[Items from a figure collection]
* * * * *

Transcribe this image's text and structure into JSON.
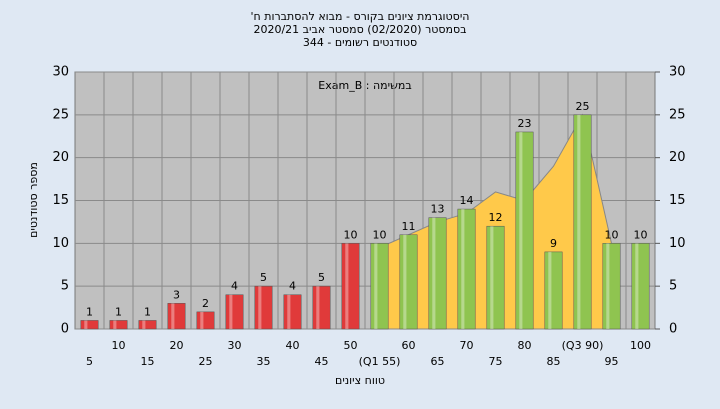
{
  "chart_data": {
    "type": "bar",
    "title": [
      "היסטוגרמת ציונים בקורס - מבוא להסתברות ח'",
      "בסמסטר (02/2020) סמסטר אביב 2020/21",
      "סטודנטים רשומים - 344"
    ],
    "annotation": "במשימה : Exam_B",
    "y_label": "מספר סטודנטים",
    "x_label": "טווח ציונים",
    "categories": [
      "5",
      "10",
      "15",
      "20",
      "25",
      "30",
      "35",
      "40",
      "45",
      "50",
      "(Q1 55)",
      "60",
      "65",
      "70",
      "75",
      "80",
      "85",
      "(Q3 90)",
      "95",
      "100"
    ],
    "values": [
      1,
      1,
      1,
      3,
      2,
      4,
      5,
      4,
      5,
      10,
      10,
      11,
      13,
      14,
      12,
      23,
      9,
      25,
      10,
      10
    ],
    "colors": [
      "#e03a3a",
      "#e03a3a",
      "#e03a3a",
      "#e03a3a",
      "#e03a3a",
      "#e03a3a",
      "#e03a3a",
      "#e03a3a",
      "#e03a3a",
      "#e03a3a",
      "#8fc450",
      "#8fc450",
      "#8fc450",
      "#8fc450",
      "#8fc450",
      "#8fc450",
      "#8fc450",
      "#8fc450",
      "#8fc450",
      "#8fc450"
    ],
    "area_values": [
      null,
      null,
      null,
      null,
      null,
      null,
      null,
      null,
      null,
      null,
      9.5,
      11,
      12.5,
      13.5,
      16,
      15,
      19,
      25,
      10,
      null
    ],
    "area_color": "#ffc94a",
    "ylim": [
      0,
      30
    ],
    "yticks": [
      0,
      5,
      10,
      15,
      20,
      25,
      30
    ],
    "y2lim": [
      0,
      30
    ],
    "y2ticks": [
      0,
      5,
      10,
      15,
      20,
      25,
      30
    ],
    "grid": true
  }
}
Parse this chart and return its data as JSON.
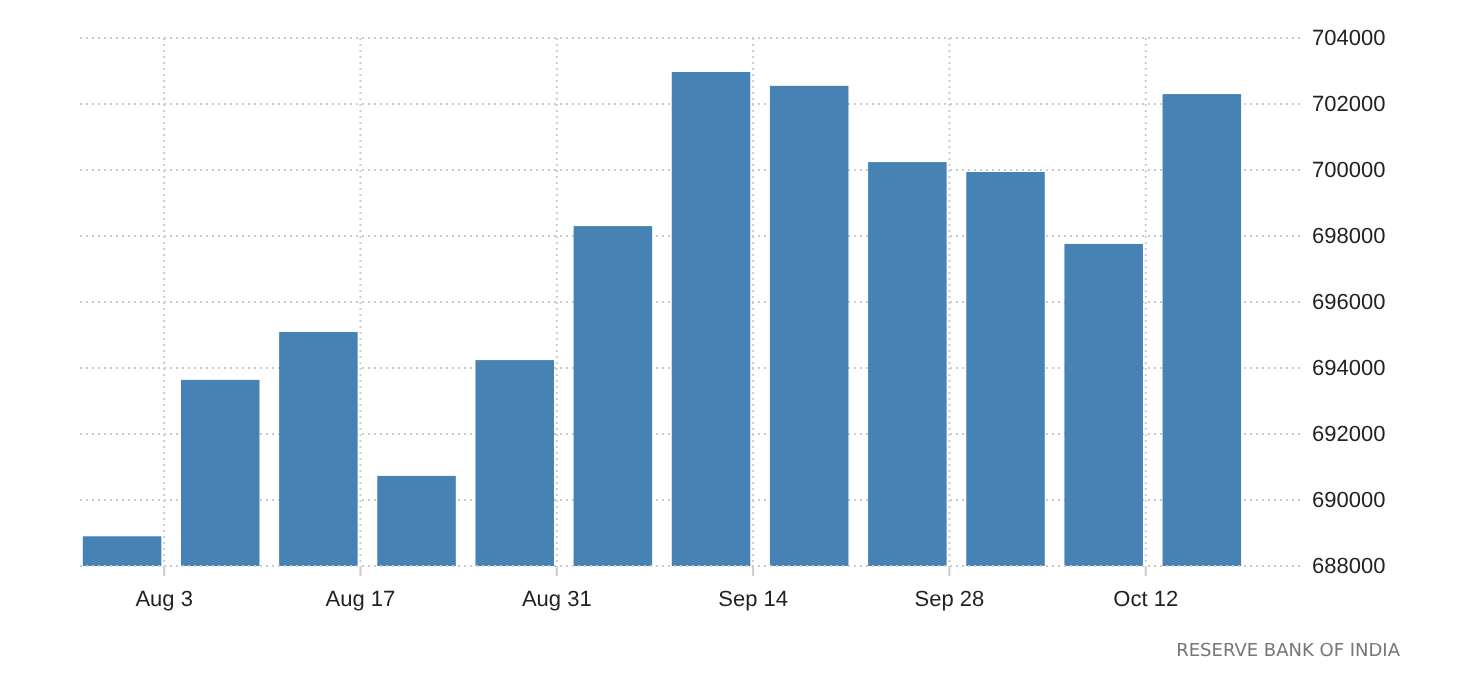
{
  "chart_data": {
    "type": "bar",
    "x": [
      "--07-31",
      "--08-07",
      "--08-14",
      "--08-21",
      "--08-28",
      "--09-04",
      "--09-11",
      "--09-18",
      "--09-25",
      "--10-02",
      "--10-09",
      "--10-16"
    ],
    "values": [
      688900,
      693640,
      695090,
      690730,
      694240,
      698300,
      702970,
      702550,
      700240,
      699940,
      697760,
      702300
    ],
    "color": "#4682b4",
    "xlim": [
      "--07-28",
      "--10-23"
    ],
    "xticks": [
      {
        "value": "--08-03",
        "label": "Aug 3"
      },
      {
        "value": "--08-17",
        "label": "Aug 17"
      },
      {
        "value": "--08-31",
        "label": "Aug 31"
      },
      {
        "value": "--09-14",
        "label": "Sep 14"
      },
      {
        "value": "--09-28",
        "label": "Sep 28"
      },
      {
        "value": "--10-12",
        "label": "Oct 12"
      }
    ],
    "ylim": [
      688000,
      704000
    ],
    "yticks": [
      688000,
      690000,
      692000,
      694000,
      696000,
      698000,
      700000,
      702000,
      704000
    ],
    "grid": true,
    "annotations": [
      "RESERVE BANK OF INDIA"
    ]
  }
}
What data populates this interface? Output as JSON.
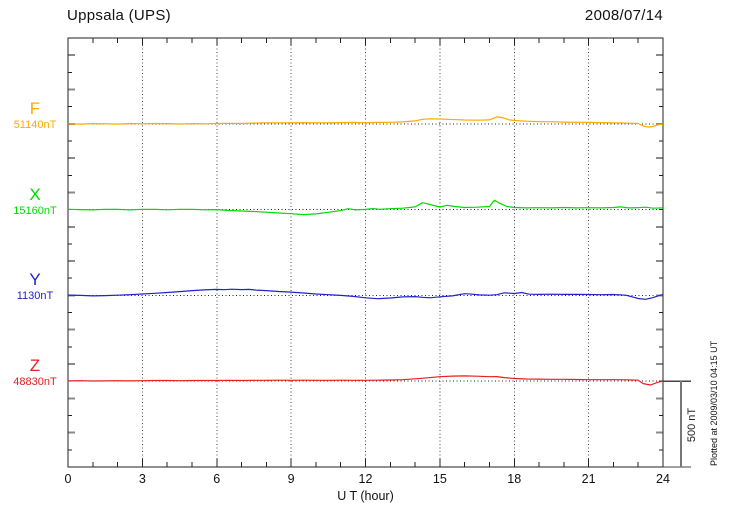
{
  "chart_data": {
    "type": "line",
    "title": "Uppsala (UPS)",
    "date": "2008/07/14",
    "xlabel": "U T (hour)",
    "x_range": [
      0,
      24
    ],
    "x_major_ticks": [
      0,
      3,
      6,
      9,
      12,
      15,
      18,
      21,
      24
    ],
    "x_minor_step_hours": 1,
    "y_tick_step_nT": 100,
    "y_scale_bar": {
      "label": "500 nT",
      "nT": 500
    },
    "plotted_note": "Plotted at 2009/03/10 04:15 UT",
    "grid": "dotted vertical lines at 3-hour intervals; dotted horizontal baseline per component",
    "legend_position": "left margin component labels",
    "series": [
      {
        "name": "F",
        "baseline_label": "51140nT",
        "baseline_nT": 51140,
        "color": "#FFAA00",
        "unit": "nT offset from baseline",
        "points": [
          [
            0,
            0
          ],
          [
            0.5,
            -2
          ],
          [
            1,
            1
          ],
          [
            1.5,
            0
          ],
          [
            2,
            -2
          ],
          [
            2.5,
            2
          ],
          [
            3,
            0
          ],
          [
            3.5,
            2
          ],
          [
            4,
            1
          ],
          [
            4.5,
            -1
          ],
          [
            5,
            1
          ],
          [
            5.5,
            0
          ],
          [
            6,
            2
          ],
          [
            6.5,
            3
          ],
          [
            7,
            2
          ],
          [
            7.5,
            4
          ],
          [
            8,
            5
          ],
          [
            8.5,
            6
          ],
          [
            9,
            5
          ],
          [
            9.5,
            7
          ],
          [
            10,
            6
          ],
          [
            10.5,
            5
          ],
          [
            11,
            7
          ],
          [
            11.5,
            8
          ],
          [
            12,
            6
          ],
          [
            12.5,
            8
          ],
          [
            13,
            9
          ],
          [
            13.5,
            11
          ],
          [
            14,
            17
          ],
          [
            14.3,
            26
          ],
          [
            14.6,
            29
          ],
          [
            15,
            28
          ],
          [
            15.3,
            26
          ],
          [
            15.7,
            24
          ],
          [
            16,
            22
          ],
          [
            16.5,
            21
          ],
          [
            17,
            23
          ],
          [
            17.3,
            40
          ],
          [
            17.5,
            37
          ],
          [
            17.8,
            23
          ],
          [
            18,
            19
          ],
          [
            18.5,
            15
          ],
          [
            19,
            13
          ],
          [
            19.5,
            12
          ],
          [
            20,
            10
          ],
          [
            20.5,
            9
          ],
          [
            21,
            8
          ],
          [
            21.5,
            7
          ],
          [
            22,
            5
          ],
          [
            22.5,
            4
          ],
          [
            23,
            2
          ],
          [
            23.2,
            -13
          ],
          [
            23.4,
            -19
          ],
          [
            23.6,
            -16
          ],
          [
            23.8,
            -6
          ],
          [
            24,
            -2
          ]
        ]
      },
      {
        "name": "X",
        "baseline_label": "15160nT",
        "baseline_nT": 15160,
        "color": "#00DC00",
        "unit": "nT offset from baseline",
        "points": [
          [
            0,
            2
          ],
          [
            0.5,
            0
          ],
          [
            1,
            -2
          ],
          [
            1.5,
            2
          ],
          [
            2,
            1
          ],
          [
            2.5,
            -2
          ],
          [
            3,
            2
          ],
          [
            3.5,
            1
          ],
          [
            4,
            -1
          ],
          [
            4.5,
            2
          ],
          [
            5,
            1
          ],
          [
            5.5,
            -1
          ],
          [
            6,
            0
          ],
          [
            6.5,
            -5
          ],
          [
            7,
            -8
          ],
          [
            7.5,
            -11
          ],
          [
            8,
            -15
          ],
          [
            8.5,
            -20
          ],
          [
            9,
            -24
          ],
          [
            9.5,
            -29
          ],
          [
            10,
            -25
          ],
          [
            10.5,
            -16
          ],
          [
            11,
            -6
          ],
          [
            11.3,
            5
          ],
          [
            11.6,
            -2
          ],
          [
            12,
            1
          ],
          [
            12.3,
            6
          ],
          [
            12.6,
            2
          ],
          [
            13,
            5
          ],
          [
            13.5,
            8
          ],
          [
            14,
            16
          ],
          [
            14.3,
            40
          ],
          [
            14.6,
            30
          ],
          [
            15,
            15
          ],
          [
            15.3,
            25
          ],
          [
            15.6,
            18
          ],
          [
            16,
            12
          ],
          [
            16.5,
            14
          ],
          [
            17,
            18
          ],
          [
            17.2,
            55
          ],
          [
            17.4,
            38
          ],
          [
            17.7,
            18
          ],
          [
            18,
            12
          ],
          [
            18.5,
            10
          ],
          [
            19,
            11
          ],
          [
            19.5,
            10
          ],
          [
            20,
            12
          ],
          [
            20.5,
            10
          ],
          [
            21,
            11
          ],
          [
            21.5,
            10
          ],
          [
            22,
            12
          ],
          [
            22.3,
            16
          ],
          [
            22.6,
            10
          ],
          [
            23,
            11
          ],
          [
            23.3,
            14
          ],
          [
            23.6,
            8
          ],
          [
            24,
            10
          ]
        ]
      },
      {
        "name": "Y",
        "baseline_label": "1130nT",
        "baseline_nT": 1130,
        "color": "#2222CC",
        "unit": "nT offset from baseline",
        "points": [
          [
            0,
            2
          ],
          [
            0.5,
            0
          ],
          [
            1,
            -3
          ],
          [
            1.5,
            -1
          ],
          [
            2,
            1
          ],
          [
            2.5,
            4
          ],
          [
            3,
            8
          ],
          [
            3.5,
            12
          ],
          [
            4,
            17
          ],
          [
            4.5,
            22
          ],
          [
            5,
            28
          ],
          [
            5.5,
            32
          ],
          [
            6,
            35
          ],
          [
            6.3,
            33
          ],
          [
            6.6,
            36
          ],
          [
            7,
            34
          ],
          [
            7.3,
            35
          ],
          [
            7.6,
            31
          ],
          [
            8,
            28
          ],
          [
            8.5,
            23
          ],
          [
            9,
            19
          ],
          [
            9.5,
            14
          ],
          [
            10,
            8
          ],
          [
            10.5,
            4
          ],
          [
            11,
            0
          ],
          [
            11.5,
            -6
          ],
          [
            12,
            -14
          ],
          [
            12.5,
            -19
          ],
          [
            13,
            -15
          ],
          [
            13.5,
            -9
          ],
          [
            14,
            -7
          ],
          [
            14.3,
            -11
          ],
          [
            14.6,
            -14
          ],
          [
            15,
            -8
          ],
          [
            15.5,
            -3
          ],
          [
            16,
            10
          ],
          [
            16.3,
            7
          ],
          [
            16.6,
            3
          ],
          [
            17,
            1
          ],
          [
            17.3,
            4
          ],
          [
            17.6,
            15
          ],
          [
            18,
            11
          ],
          [
            18.3,
            17
          ],
          [
            18.6,
            7
          ],
          [
            19,
            6
          ],
          [
            19.5,
            7
          ],
          [
            20,
            6
          ],
          [
            20.5,
            6
          ],
          [
            21,
            5
          ],
          [
            21.5,
            4
          ],
          [
            22,
            5
          ],
          [
            22.5,
            1
          ],
          [
            23,
            -18
          ],
          [
            23.3,
            -23
          ],
          [
            23.6,
            -13
          ],
          [
            23.8,
            -3
          ],
          [
            24,
            6
          ]
        ]
      },
      {
        "name": "Z",
        "baseline_label": "48830nT",
        "baseline_nT": 48830,
        "color": "#E52020",
        "unit": "nT offset from baseline",
        "points": [
          [
            0,
            2
          ],
          [
            0.5,
            3
          ],
          [
            1,
            1
          ],
          [
            1.5,
            2
          ],
          [
            2,
            3
          ],
          [
            2.5,
            2
          ],
          [
            3,
            3
          ],
          [
            3.5,
            4
          ],
          [
            4,
            4
          ],
          [
            4.5,
            3
          ],
          [
            5,
            4
          ],
          [
            5.5,
            4
          ],
          [
            6,
            4
          ],
          [
            6.5,
            5
          ],
          [
            7,
            4
          ],
          [
            7.5,
            5
          ],
          [
            8,
            5
          ],
          [
            8.5,
            6
          ],
          [
            9,
            5
          ],
          [
            9.5,
            6
          ],
          [
            10,
            5
          ],
          [
            10.5,
            5
          ],
          [
            11,
            6
          ],
          [
            11.5,
            5
          ],
          [
            12,
            5
          ],
          [
            12.5,
            6
          ],
          [
            13,
            7
          ],
          [
            13.5,
            9
          ],
          [
            14,
            14
          ],
          [
            14.5,
            20
          ],
          [
            15,
            26
          ],
          [
            15.5,
            30
          ],
          [
            16,
            31
          ],
          [
            16.5,
            29
          ],
          [
            17,
            26
          ],
          [
            17.3,
            27
          ],
          [
            17.6,
            21
          ],
          [
            18,
            16
          ],
          [
            18.5,
            13
          ],
          [
            19,
            12
          ],
          [
            19.5,
            11
          ],
          [
            20,
            11
          ],
          [
            20.5,
            10
          ],
          [
            21,
            9
          ],
          [
            21.5,
            9
          ],
          [
            22,
            9
          ],
          [
            22.5,
            8
          ],
          [
            23,
            6
          ],
          [
            23.2,
            -14
          ],
          [
            23.5,
            -22
          ],
          [
            23.8,
            -6
          ],
          [
            24,
            0
          ]
        ]
      }
    ]
  }
}
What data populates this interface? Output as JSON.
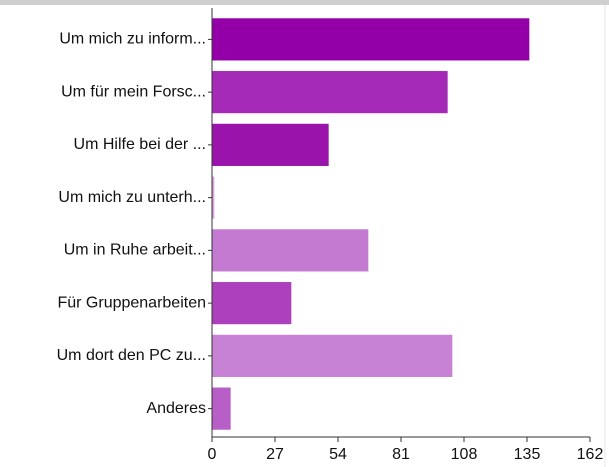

* * * * *

Task requirements: Report only the number of lines in the records that include the word "JSON".

Solution to the exercise: 4